>> BEGIN

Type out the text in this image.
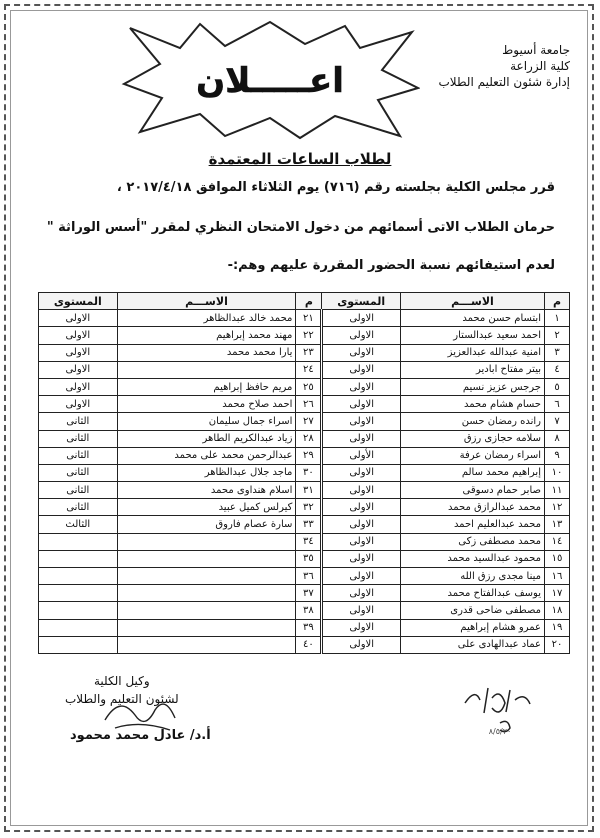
جامعة أسيوط
كلية الزراعة
إدارة شئون التعليم الطلاب
اعـــــلان
لطلاب الساعات المعتمدة
قرر مجلس الكلية بجلسته رقم (٧١٦) يوم الثلاثاء الموافق ٢٠١٧/٤/١٨ ،
حرمان الطلاب الاتى أسمائهم من دخول الامتحان النظري لمقرر "أسس الوراثة "
لعدم استيفائهم نسبة الحضور المقررة عليهم وهم:-
م	الاســـم	المستوى	م	الاســـم	المستوى
١	ابتسام حسن محمد	الاولى	٢١	محمد خالد عبدالظاهر	الاولى
٢	احمد سعيد عبدالستار	الاولى	٢٢	مهند محمد إبراهيم	الاولى
٣	امنية عبدالله عبدالعزيز	الاولى	٢٣	يارا محمد محمد	الاولى
٤	بيتر مفتاح ابادير	الاولى	٢٤		الاولى
٥	جرجس عزيز نسيم	الاولى	٢٥	مريم حافظ إبراهيم	الاولى
٦	حسام هشام محمد	الاولى	٢٦	احمد صلاح محمد	الاولى
٧	رانده رمضان حسن	الاولى	٢٧	اسراء جمال سليمان	الثانى
٨	سلامه حجازى رزق	الاولى	٢٨	زياد عبدالكريم الطاهر	الثانى
٩	اسراء رمضان عرفة	الأولى	٢٩	عبدالرحمن محمد على محمد	الثانى
١٠	إبراهيم محمد سالم	الاولى	٣٠	ماجد جلال عبدالظاهر	الثانى
١١	صابر حمام دسوقى	الاولى	٣١	اسلام هنداوى محمد	الثانى
١٢	محمد عبدالرازق محمد	الاولى	٣٢	كيرلس كميل عبيد	الثانى
١٣	محمد عبدالعليم احمد	الاولى	٣٣	سارة عصام فاروق	الثالث
١٤	محمد مصطفى زكى	الاولى	٣٤		
١٥	محمود عبدالسيد محمد	الاولى	٣٥		
١٦	مينا مجدى رزق الله	الاولى	٣٦		
١٧	يوسف عبدالفتاح محمد	الاولى	٣٧		
١٨	مصطفى ضاحى قدرى	الاولى	٣٨		
١٩	عمرو هشام إبراهيم	الاولى	٣٩		
٢٠	عماد عبدالهادى على	الاولى	٤٠		
٨/٥/٢٠
وكيل الكلية
لشئون التعليم والطلاب
أ.د/ عادل محمد محمود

>> END

◆ EXERCISE: Copy out each line in the listing that has the word "التعليم".

◆ FINISHED TASK:
إدارة شئون التعليم الطلاب
لشئون التعليم والطلاب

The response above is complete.